___ INPUT ROWS ___

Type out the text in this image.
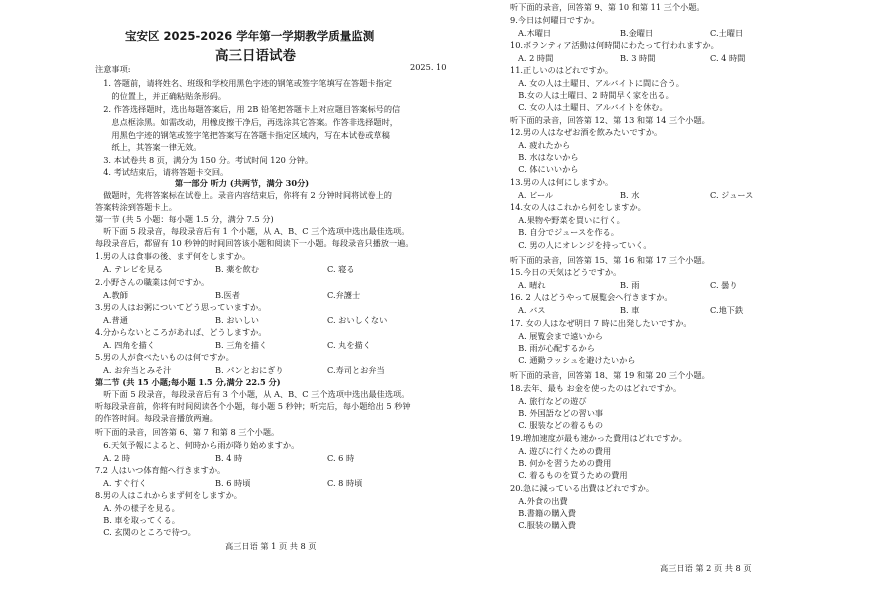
宝安区 2025-2026 学年第一学期教学质量监测
高三日语试卷
2025. 10
注意事项:
　1. 答题前，请将姓名、班级和学校用黑色字迹的钢笔或签字笔填写在答题卡指定
　　的位置上，并正确粘贴条形码。
　2. 作答选择题时，选出每题答案后，用 2B 铅笔把答题卡上对应题目答案标号的信
　　息点框涂黑。如需改动，用橡皮擦干净后，再选涂其它答案。作答非选择题时，
　　用黑色字迹的钢笔或签字笔把答案写在答题卡指定区域内，写在本试卷或草稿
　　纸上，其答案一律无效。
　3. 本试卷共 8 页，满分为 150 分。考试时间 120 分钟。
　4. 考试结束后，请将答题卡交回。
第一部分 听力 (共两节，满分 30分)
　做题时，先将答案标在试卷上。录音内容结束后，你将有 2 分钟时间将试卷上的
答案转涂到答题卡上。
第一节 (共 5 小题：每小题 1.5 分，满分 7.5 分)
　听下面 5 段录音，每段录音后有 1 个小题，从 A、B、C 三个选项中选出最佳选项。
每段录音后，都留有 10 秒钟的时间回答该小题和阅读下一小题。每段录音只播放一遍。
1.男の人は食事の後、まず何をしますか。
A. テレビを見る	B. 薬を飲む	C. 寝る
2.小野さんの職業は何ですか。
A.教師	B.医者	C.弁護士
3.男の人はお粥についてどう思っていますか。
A.普通	B. おいしい	C. おいしくない
4.分からないところがあれば、どうしますか。
A. 四角を描く	B. 三角を描く	C. 丸を描く
5.男の人が食べたいものは何ですか。
A. お弁当とみそ汁	B. パンとおにぎり	C.寿司とお弁当
第二节 (共 15 小题;每小题 1.5 分,满分 22.5 分)
　听下面 5 段录音，每段录音后有 3 个小题，从 A、B、C 三个选项中选出最佳选项。
听每段录音前，你将有时间阅读各个小题，每小题 5 秒钟；听完后，每小题给出 5 秒钟
的作答时间。每段录音播放两遍。
听下面的录音，回答第 6、第 7 和第 8 三个小题。
　6.天気予報によると、何時から雨が降り始めますか。
A. 2 時	B. 4 時	C. 6 時
7.2 人はいつ体育館へ行きますか。
A. すぐ行く	B. 6 時頃	C. 8 時頃
8.男の人はこれからまず何をしますか。
　A. 外の様子を見る。
　B. 車を取ってくる。
　C. 玄関のところで待つ。
高三日语 第 1 页 共 8 页
听下面的录音，回答第 9、第 10 和第 11 三个小题。
9.今日は何曜日ですか。
A.木曜日	B.金曜日	C.土曜日
10.ボランティア活動は何時間にわたって行われますか。
A. 2 時間	B. 3 時間	C. 4 時間
11.正しいのはどれですか。
　A. 女の人は土曜日、アルバイトに間に合う。
　B.女の人は土曜日、2 時間早く家を出る。
　C. 女の人は土曜日、アルバイトを休む。
听下面的录音，回答第 12、第 13 和第 14 三个小题。
12.男の人はなぜお酒を飲みたいですか。
　A. 疲れたから
　B. 水はないから
　C. 体にいいから
13.男の人は何にしますか。
A. ビール	B. 水	C. ジュース
14.女の人はこれから何をしますか。
　A.果物や野菜を買いに行く。
　B. 自分でジュースを作る。
　C. 男の人にオレンジを持っていく。
听下面的录音，回答第 15、第 16 和第 17 三个小题。
15.今日の天気はどうですか。
A. 晴れ	B. 雨	C. 曇り
16. 2 人はどうやって展覧会へ行きますか。
A. バス	B. 車	C.地下鉄
17. 女の人はなぜ明日 7 時に出発したいですか。
　A. 展覧会まで遠いから
　B. 雨が心配するから
　C. 通勤ラッシュを避けたいから
听下面的录音，回答第 18、第 19 和第 20 三个小题。
18.去年、最も お金を使ったのはどれですか。
　A. 旅行などの遊び
　B. 外国語などの習い事
　C. 服装などの着るもの
19.増加速度が最も速かった費用はどれですか。
　A. 遊びに行くための費用
　B. 何かを習うための費用
　C. 着るものを買うための費用
20.急に減っている出費はどれですか。
　A.外食の出費
　B.書籍の購入費
　C.服装の購入費
高三日语 第 2 页 共 8 页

___

**EXERCISE AIM:**
Review the material and copy each line in which the word "听下面的录音" appears.

**WRITTEN REPLY:**
听下面的录音，回答第 6、第 7 和第 8 三个小题。
听下面的录音，回答第 9、第 10 和第 11 三个小题。
听下面的录音，回答第 12、第 13 和第 14 三个小题。
听下面的录音，回答第 15、第 16 和第 17 三个小题。
听下面的录音，回答第 18、第 19 和第 20 三个小题。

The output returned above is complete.